-- Start TASK MATERIAL --
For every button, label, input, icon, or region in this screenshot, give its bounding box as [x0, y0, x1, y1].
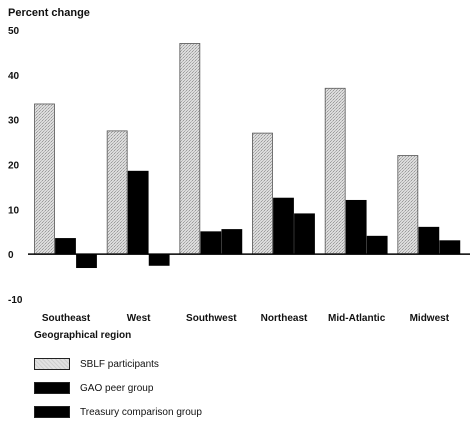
legend-label-gao: GAO peer group: [80, 382, 154, 394]
x-tick-label: Northeast: [261, 313, 308, 324]
bar-southeast-series-1: [55, 238, 76, 255]
bar-midwest-series-2: [439, 240, 461, 255]
bar-mid-atlantic-series-1: [345, 199, 367, 255]
bar-southwest-series-0: [179, 43, 201, 255]
bar-west-series-1: [127, 170, 149, 255]
y-tick-label: -10: [8, 295, 23, 306]
legend-item-gao: GAO peer group: [34, 380, 202, 396]
legend-item-treasury: Treasury comparison group: [34, 404, 202, 420]
bars: [34, 43, 461, 269]
bar-midwest-series-1: [418, 226, 440, 255]
y-axis-title: Percent change: [8, 7, 90, 19]
y-tick-label: 0: [8, 250, 14, 261]
bar-west-series-0: [106, 130, 128, 255]
bar-midwest-series-0: [397, 155, 419, 255]
legend-label-sblf: SBLF participants: [80, 358, 159, 370]
legend-swatch-sblf: [34, 358, 70, 370]
x-tick-label: Midwest: [410, 313, 450, 324]
y-tick-label: 40: [8, 71, 20, 82]
legend-label-treasury: Treasury comparison group: [80, 406, 202, 418]
legend-swatch-treasury: [34, 406, 70, 418]
y-tick-label: 10: [8, 205, 20, 216]
bar-southwest-series-1: [200, 231, 222, 255]
y-tick-label: 30: [8, 116, 20, 127]
y-tick-label: 20: [8, 161, 20, 172]
bar-mid-atlantic-series-2: [366, 235, 388, 255]
bar-mid-atlantic-series-0: [324, 87, 346, 255]
bar-southwest-series-2: [221, 229, 243, 255]
bar-west-series-2: [148, 253, 170, 266]
bar-southeast-series-2: [76, 253, 97, 269]
x-tick-label: Mid-Atlantic: [328, 313, 386, 324]
x-tick-label: Southwest: [186, 313, 237, 324]
legend-swatch-gao: [34, 382, 70, 394]
x-tick-label: Southeast: [42, 313, 91, 324]
bar-northeast-series-2: [294, 213, 315, 255]
x-tick-label: West: [127, 313, 151, 324]
x-axis-title: Geographical region: [34, 330, 131, 341]
bar-northeast-series-0: [252, 132, 273, 255]
x-tick-labels: Southeast West Southwest Northeast Mid-Atlan…: [42, 313, 450, 324]
bar-southeast-series-0: [34, 103, 55, 255]
bar-northeast-series-1: [273, 197, 294, 255]
legend-item-sblf: SBLF participants: [34, 356, 202, 372]
legend: SBLF participants GAO peer group Treasur…: [34, 356, 202, 428]
y-tick-label: 50: [8, 26, 20, 37]
y-tick-labels: 50 40 30 20 10 0 -10: [8, 26, 23, 306]
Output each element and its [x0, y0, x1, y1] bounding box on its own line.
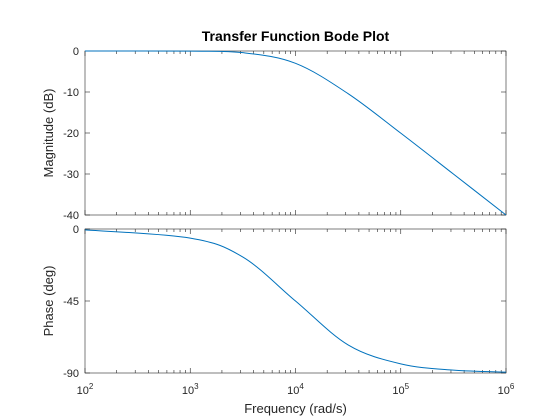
x-tick-label: 102: [77, 382, 94, 397]
phase-series-line: [84, 229, 507, 373]
x-tick-label-exponent: 5: [405, 382, 410, 391]
magnitude-axes: 0 -10 -20 -30 -40 Transfer Function Bode Plo…: [41, 28, 507, 222]
y-tick-label: -45: [63, 296, 79, 308]
x-tick-label-exponent: 4: [299, 382, 304, 391]
x-axis-label: Frequency (rad/s): [244, 401, 347, 416]
x-tick-label: 105: [392, 382, 409, 397]
magnitude-plot-area: [84, 50, 507, 216]
x-tick-label: 106: [498, 382, 515, 397]
y-tick-label: 0: [73, 224, 79, 236]
x-tick-label-base: 10: [287, 385, 299, 397]
y-tick-label: -20: [63, 128, 79, 140]
y-tick-label: -10: [63, 87, 79, 99]
x-tick-label: 103: [182, 382, 199, 397]
y-tick-label: -30: [63, 169, 79, 181]
y-tick-label: 0: [73, 46, 79, 58]
x-tick-label-base: 10: [392, 385, 404, 397]
chart-title: Transfer Function Bode Plot: [202, 28, 390, 44]
magnitude-series-line: [84, 50, 507, 216]
magnitude-ticks: 0 -10 -20 -30 -40: [63, 46, 507, 222]
magnitude-y-axis-label: Magnitude (dB): [41, 89, 56, 178]
x-tick-label-base: 10: [182, 385, 194, 397]
x-tick-label-exponent: 2: [89, 382, 94, 391]
y-tick-label: -90: [63, 368, 79, 380]
y-tick-label: -40: [63, 210, 79, 222]
x-tick-label-exponent: 6: [510, 382, 515, 391]
x-tick-label-base: 10: [77, 385, 89, 397]
x-tick-label-base: 10: [498, 385, 510, 397]
x-tick-label: 104: [287, 382, 304, 397]
x-tick-label-exponent: 3: [194, 382, 199, 391]
phase-y-axis-label: Phase (deg): [41, 266, 56, 337]
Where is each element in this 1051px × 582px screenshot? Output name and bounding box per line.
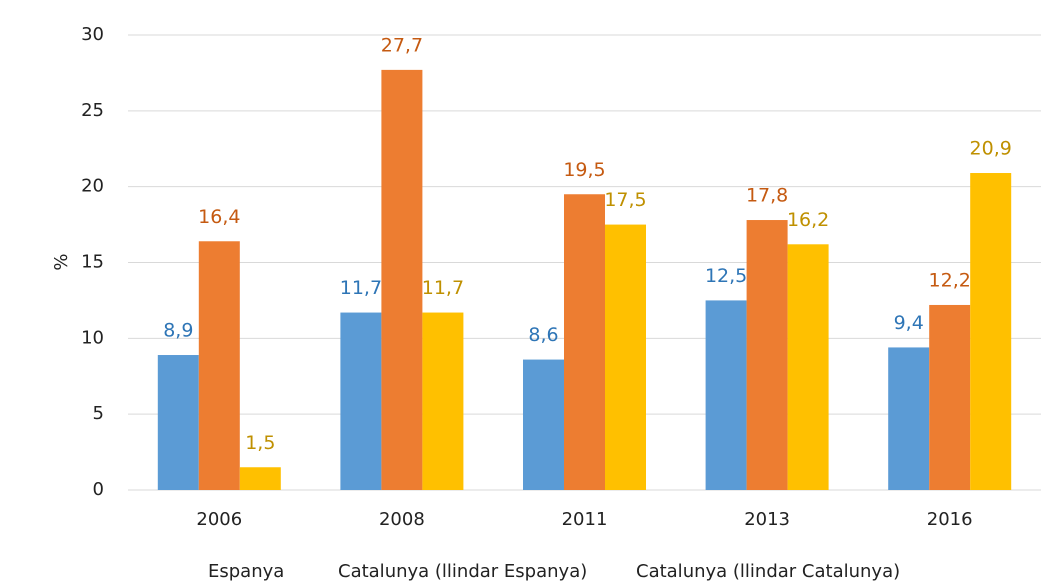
y-tick-label: 0 (93, 479, 104, 500)
data-label: 20,9 (970, 138, 1012, 160)
data-label: 12,5 (705, 265, 747, 287)
y-tick-label: 10 (81, 327, 104, 348)
legend-label: Catalunya (llindar Espanya) (338, 561, 587, 582)
bar (198, 241, 240, 490)
bar (340, 312, 382, 490)
data-label: 17,8 (746, 185, 788, 207)
x-tick-label: 2013 (744, 509, 790, 530)
bar (787, 244, 829, 490)
data-label: 17,5 (604, 189, 646, 211)
bar (564, 194, 605, 490)
x-tick-label: 2008 (379, 509, 425, 530)
y-tick-label: 30 (81, 24, 104, 45)
bar (422, 312, 464, 490)
data-label: 12,2 (929, 269, 971, 291)
bar (705, 300, 747, 490)
legend-label: Espanya (208, 561, 284, 582)
x-tick-label: 2006 (196, 509, 242, 530)
data-label: 16,2 (787, 209, 829, 231)
bar (523, 359, 564, 490)
x-tick-label: 2016 (927, 509, 973, 530)
x-tick-label: 2011 (562, 509, 608, 530)
bar (970, 173, 1012, 490)
data-label: 8,9 (163, 320, 193, 342)
y-axis-label: % (51, 253, 72, 270)
data-label: 27,7 (381, 34, 423, 56)
data-label: 8,6 (528, 324, 558, 346)
bar (929, 304, 971, 490)
y-tick-label: 20 (81, 176, 104, 197)
data-label: 11,7 (340, 277, 382, 299)
legend-label: Catalunya (llindar Catalunya) (636, 561, 900, 582)
y-tick-label: 5 (93, 403, 104, 424)
data-label: 16,4 (198, 206, 240, 228)
y-tick-label: 25 (81, 100, 104, 121)
data-label: 1,5 (245, 432, 275, 454)
bar (888, 347, 930, 490)
y-tick-label: 15 (81, 252, 104, 273)
bar (746, 220, 788, 491)
data-label: 19,5 (563, 159, 605, 181)
data-label: 11,7 (422, 277, 464, 299)
bar (239, 467, 281, 490)
bar (605, 224, 646, 491)
bar (157, 355, 199, 490)
data-label: 9,4 (894, 312, 924, 334)
bar (381, 69, 423, 490)
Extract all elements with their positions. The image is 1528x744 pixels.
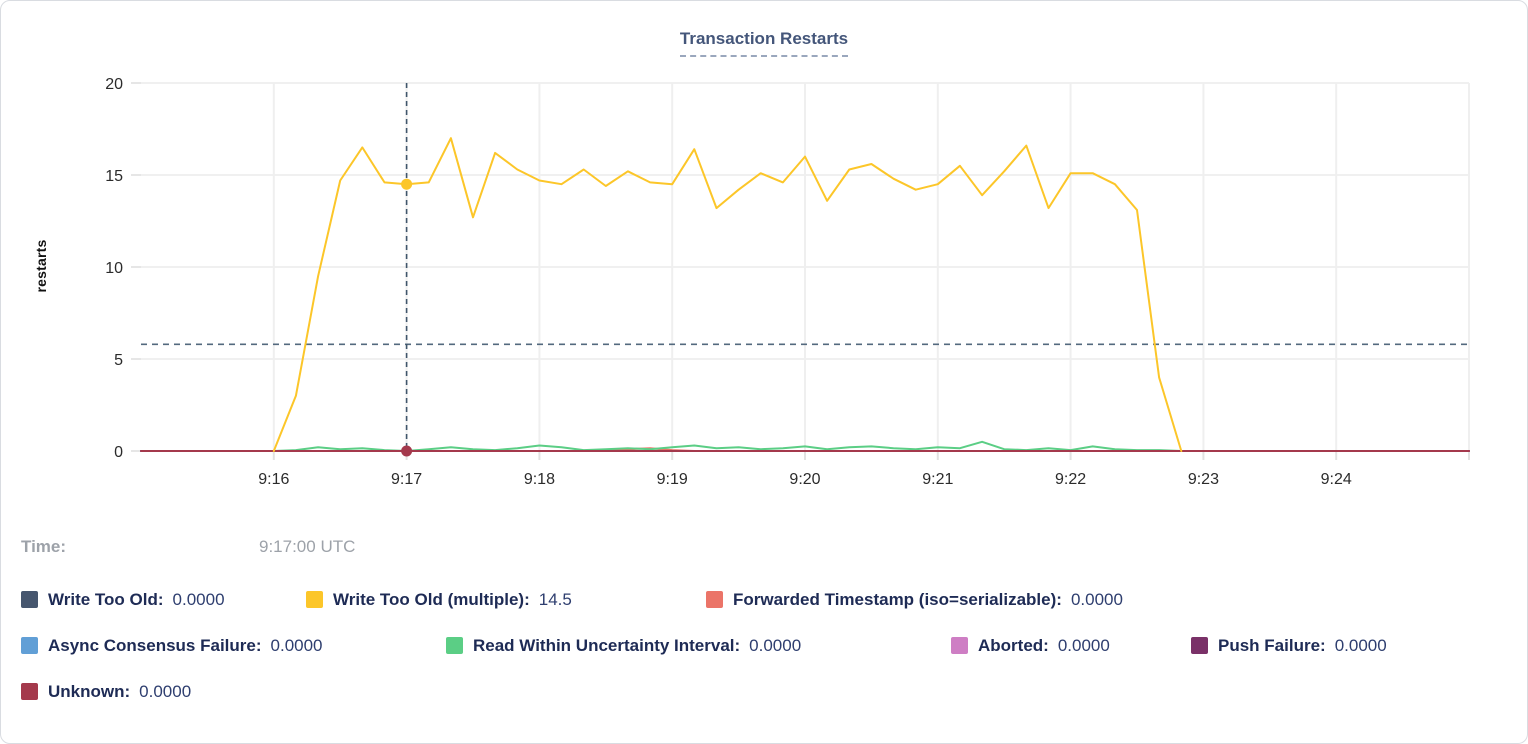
legend-swatch: [21, 683, 38, 700]
legend-row: Write Too Old: 0.0000 Write Too Old (mul…: [21, 587, 1511, 612]
legend-row: Async Consensus Failure: 0.0000 Read Wit…: [21, 633, 1511, 658]
legend-item-push-failure: Push Failure: 0.0000: [1191, 636, 1387, 656]
svg-text:9:24: 9:24: [1321, 471, 1352, 488]
legend-value: 14.5: [538, 589, 572, 609]
tooltip-time-value: 9:17:00 UTC: [259, 537, 356, 556]
legend-label: Read Within Uncertainty Interval:: [473, 635, 741, 655]
legend-value: 0.0000: [172, 589, 225, 609]
legend-swatch: [446, 637, 463, 654]
legend-swatch: [21, 637, 38, 654]
svg-text:9:18: 9:18: [524, 471, 555, 488]
svg-text:9:16: 9:16: [258, 471, 289, 488]
legend-label: Write Too Old:: [48, 589, 164, 609]
legend-row: Unknown: 0.0000: [21, 679, 1511, 704]
legend-item-async-consensus-failure: Async Consensus Failure: 0.0000: [21, 636, 446, 656]
legend-label: Aborted:: [978, 635, 1049, 655]
legend-swatch: [706, 591, 723, 608]
legend-value: 0.0000: [1057, 635, 1110, 655]
legend-value: 0.0000: [749, 635, 802, 655]
legend-swatch: [306, 591, 323, 608]
svg-text:0: 0: [114, 444, 123, 461]
legend-item-forwarded-timestamp: Forwarded Timestamp (iso=serializable): …: [706, 590, 1123, 610]
svg-text:9:17: 9:17: [391, 471, 422, 488]
svg-text:9:23: 9:23: [1188, 471, 1219, 488]
legend-item-write-too-old: Write Too Old: 0.0000: [21, 590, 306, 610]
svg-text:9:21: 9:21: [922, 471, 953, 488]
legend-value: 0.0000: [1334, 635, 1387, 655]
legend-item-aborted: Aborted: 0.0000: [951, 636, 1191, 656]
legend-label: Unknown:: [48, 681, 131, 701]
legend-item-read-within-uncertainty-interval: Read Within Uncertainty Interval: 0.0000: [446, 636, 951, 656]
legend-item-unknown: Unknown: 0.0000: [21, 682, 191, 702]
chart-canvas[interactable]: 0 5 10 15 20 9:16 9:17 9:18 9:19 9:20 9:21 9:22 9:23…: [1, 56, 1528, 521]
svg-text:20: 20: [105, 76, 123, 93]
legend-value: 0.0000: [139, 681, 192, 701]
legend-swatch: [21, 591, 38, 608]
legend-value: 0.0000: [1070, 589, 1123, 609]
legend-label: Async Consensus Failure:: [48, 635, 262, 655]
svg-text:5: 5: [114, 352, 123, 369]
svg-text:10: 10: [105, 260, 123, 277]
svg-text:9:22: 9:22: [1055, 471, 1086, 488]
chart-header: Transaction Restarts: [1, 29, 1527, 57]
legend-value: 0.0000: [270, 635, 323, 655]
legend-swatch: [1191, 637, 1208, 654]
tooltip-time-label: Time:: [21, 537, 67, 556]
legend-label: Forwarded Timestamp (iso=serializable):: [733, 589, 1062, 609]
tooltip-time-row: Time: 9:17:00 UTC: [21, 537, 355, 557]
legend-item-write-too-old-multiple: Write Too Old (multiple): 14.5: [306, 590, 706, 610]
svg-text:15: 15: [105, 168, 123, 185]
legend-swatch: [951, 637, 968, 654]
legend: Write Too Old: 0.0000 Write Too Old (mul…: [21, 587, 1511, 725]
chart-title[interactable]: Transaction Restarts: [679, 29, 849, 57]
svg-text:9:20: 9:20: [789, 471, 820, 488]
legend-label: Write Too Old (multiple):: [333, 589, 530, 609]
legend-label: Push Failure:: [1218, 635, 1326, 655]
svg-text:9:19: 9:19: [657, 471, 688, 488]
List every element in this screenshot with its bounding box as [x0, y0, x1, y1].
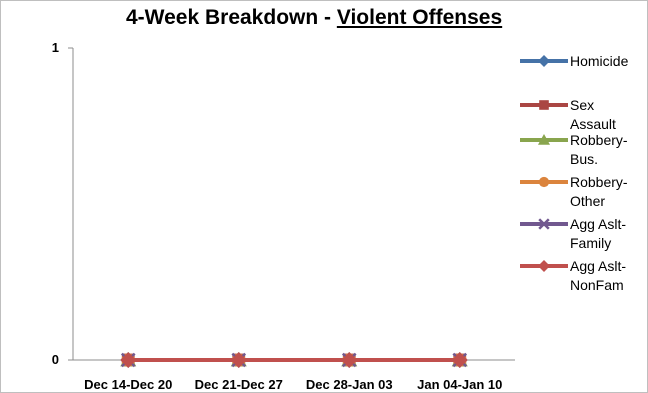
marker-series-5: [451, 352, 468, 368]
x-tick-label: Jan 04-Jan 10: [417, 377, 502, 392]
x-tick-label: Dec 28-Jan 03: [306, 377, 393, 392]
x-tick-label: Dec 21-Dec 27: [195, 377, 283, 392]
marker-series-5: [341, 352, 358, 368]
marker-legend-3: [538, 176, 550, 188]
marker-series-5: [120, 352, 137, 368]
marker-legend-0: [538, 55, 550, 67]
legend-label: Other: [570, 193, 605, 209]
legend-label: Agg Aslt-: [570, 258, 626, 274]
legend-label: Bus.: [570, 151, 598, 167]
marker-legend-1: [539, 100, 549, 110]
legend-label: Robbery-: [570, 132, 628, 148]
legend-label: NonFam: [570, 277, 624, 293]
legend-label: Homicide: [570, 53, 629, 69]
legend-label: Family: [570, 235, 611, 251]
chart-title-underlined: Violent Offenses: [336, 6, 503, 29]
legend-label: Agg Aslt-: [570, 216, 626, 232]
marker-legend-5: [538, 260, 550, 272]
legend-label: Sex: [570, 97, 594, 113]
legend-label: Assault: [570, 116, 616, 132]
x-tick-label: Dec 14-Dec 20: [84, 377, 172, 392]
chart-title: 4-Week Breakdown - Violent Offenses: [0, 6, 648, 30]
chart-title-prefix: 4-Week Breakdown -: [126, 6, 337, 29]
marker-legend-2: [538, 134, 550, 145]
y-tick-label: 0: [52, 352, 59, 367]
legend-label: Robbery-: [570, 174, 628, 190]
marker-legend-4: [538, 218, 550, 230]
y-tick-label: 1: [52, 40, 59, 55]
marker-series-5: [230, 352, 247, 368]
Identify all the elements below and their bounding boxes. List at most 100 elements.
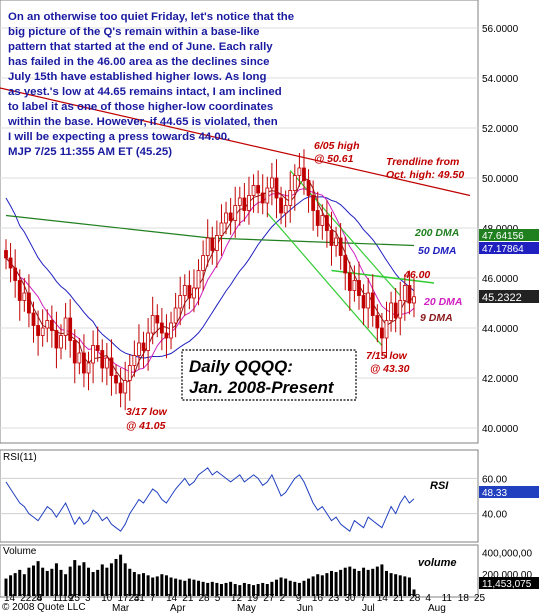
volume-bar [233,584,237,596]
price-tick-label: 54.0000 [482,74,519,85]
volume-bar [100,564,104,596]
volume-bar [357,570,361,596]
volume-bar [252,585,256,596]
candle-body [297,167,302,176]
candle-body [324,215,329,231]
candle-body [366,292,371,309]
volume-bar [256,584,260,596]
oct-trendline [0,87,471,197]
volume-bar [114,558,118,596]
candle-body [123,380,128,394]
volume-bar [64,574,68,596]
candle-body [347,272,352,291]
candle-body [82,352,86,374]
volume-bar [297,582,301,596]
volume-bar [352,568,356,596]
candle-body [334,237,338,246]
rsi-axis: 60.00 40.00 [482,474,507,520]
date-day-label: 14 [4,593,16,604]
candle-body [265,187,270,204]
volume-bar [36,561,40,596]
date-day-label: 1119 [53,593,74,604]
candle-body [196,270,201,289]
candle-body [393,302,398,319]
candle-body [407,285,412,304]
date-month-label: Aug [428,603,446,614]
candle-body [338,237,343,256]
volume-bar [238,585,242,596]
volume-bar [27,567,31,596]
candle-body [45,320,50,329]
volume-bar [261,582,265,596]
candle-body [357,280,361,296]
candle-body [361,295,366,309]
july-low-label: 7/15 low [366,350,408,362]
candle-body [173,307,178,324]
candle-body [104,357,109,369]
candle-body [279,197,283,214]
dma200-line [5,214,415,247]
volume-bar [366,569,370,596]
date-month-label: Apr [170,603,186,614]
volume-bar [334,572,338,596]
date-day-label: 28 [198,593,210,604]
candle-body [283,205,288,214]
price-tick-label: 42.0000 [482,374,519,385]
price-tick-label: 40.0000 [482,424,519,435]
volume-bar [142,573,146,596]
volume-bar [201,581,205,596]
volume-bar [59,569,63,596]
volume-bar [265,584,269,596]
candle-body [100,350,105,369]
volume-bar [45,570,49,596]
candle-body [233,205,238,221]
volume-bar [389,573,393,596]
candle-body [292,175,297,191]
rsi-badge-bg [479,486,539,498]
volume-bar [371,568,375,596]
candle-body [214,235,219,251]
volume-bar [274,579,278,596]
july-low-value: @ 43.30 [370,363,410,375]
date-day-label: 25 [474,593,486,604]
volume-bar [13,573,17,596]
candle-body [228,212,233,221]
date-day-label: 1724 [117,593,140,604]
candle-body [109,357,114,376]
volume-bar [380,564,384,596]
candle-body [375,315,380,329]
rsi-tick-label: 40.00 [482,510,507,521]
rsi-line [5,467,415,532]
candle-body [219,222,224,236]
date-day-label: 21 [182,593,194,604]
candle-body [27,292,31,314]
volume-tick-label: 400,000,00 [482,548,532,559]
badge-200: 47.64156 [482,231,524,242]
volume-bar [219,584,223,596]
candle-body [187,285,192,299]
date-day-label: 30 [344,593,356,604]
price-tick-label: 50.0000 [482,174,519,185]
volume-bar [96,569,100,596]
date-month-label: Jun [297,603,313,614]
candle-body [302,167,306,181]
volume-bar [348,566,352,596]
date-day-label: 10 [101,593,113,604]
date-day-label: 7 [361,593,367,604]
volume-bar [375,566,379,596]
candle-body [201,255,206,271]
candle-body [352,280,357,291]
candle-body [370,292,375,316]
volume-bar [164,575,168,596]
rsi-panel [0,449,479,543]
volume-bar [178,579,182,596]
volume-bar [54,563,58,596]
volume-bar [293,581,297,596]
volume-bar [242,582,246,596]
candle-body [86,362,91,374]
date-day-label: 11 [442,593,453,604]
trendline-value: Oct. high: 49.50 [386,169,464,181]
channel-lower-line [266,212,383,346]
-- End TASK MATERIAL --
■ GOAL ■
Convert the lines of the records between the line containing "legend-label-gao: GAO peer" and the line containing "bar-west-series-2: [148, 253, 170, 266]", inclusive, into a Markdown table with the columns Row and Entry. Give each line's number in Row and the line itself in Entry, and leave out any blank lines.

■ ANSWER IN FULL ■
| Row | Entry |
|---|---|
| 1 | legend-label-gao: GAO peer group: [80, 382, 154, 394] |
| 2 | x-tick-label: Northeast: [261, 313, 308, 324] |
| 3 | bar-southeast-series-1: [55, 238, 76, 255] |
| 4 | bar-midwest-series-2: [439, 240, 461, 255] |
| 5 | bar-mid-atlantic-series-1: [345, 199, 367, 255] |
| 6 | bar-southwest-series-0: [179, 43, 201, 255] |
| 7 | bar-west-series-1: [127, 170, 149, 255] |
| 8 | y-tick-label: -10: [8, 295, 23, 306] |
| 9 | legend-item-gao: GAO peer group: [34, 380, 202, 396] |
| 10 | legend-item-treasury: Treasury comparison group: [34, 404, 202, 420] |
| 11 | bars: [34, 43, 461, 269] |
| 12 | bar-midwest-series-1: [418, 226, 440, 255] |
| 13 | y-axis-title: Percent change: [8, 7, 90, 19] |
| 14 | y-tick-label: 0: [8, 250, 14, 261] |
| 15 | bar-west-series-0: [106, 130, 128, 255] |
| 16 | bar-midwest-series-0: [397, 155, 419, 255] |
| 17 | legend-label-sblf: SBLF participants: [80, 358, 159, 370] |
| 18 | legend-swatch-sblf: [34, 358, 70, 370] |
| 19 | x-tick-label: Midwest: [410, 313, 450, 324] |
| 20 | y-tick-label: 40: [8, 71, 20, 82] |
| 21 | legend-label-treasury: Treasury comparison group: [80, 406, 202, 418] |
| 22 | legend-swatch-treasury: [34, 406, 70, 418] |
| 23 | y-tick-label: 10: [8, 205, 20, 216] |
| 24 | bar-southwest-series-1: [200, 231, 222, 255] |
| 25 | y-tick-label: 30: [8, 116, 20, 127] |
| 26 | y-tick-label: 20: [8, 161, 20, 172] |
| 27 | bar-mid-atlantic-series-2: [366, 235, 388, 255] |
| 28 | bar-mid-atlantic-series-0: [324, 87, 346, 255] |
| 29 | bar-southwest-series-2: [221, 229, 243, 255] |
| 30 | bar-west-series-2: [148, 253, 170, 266] |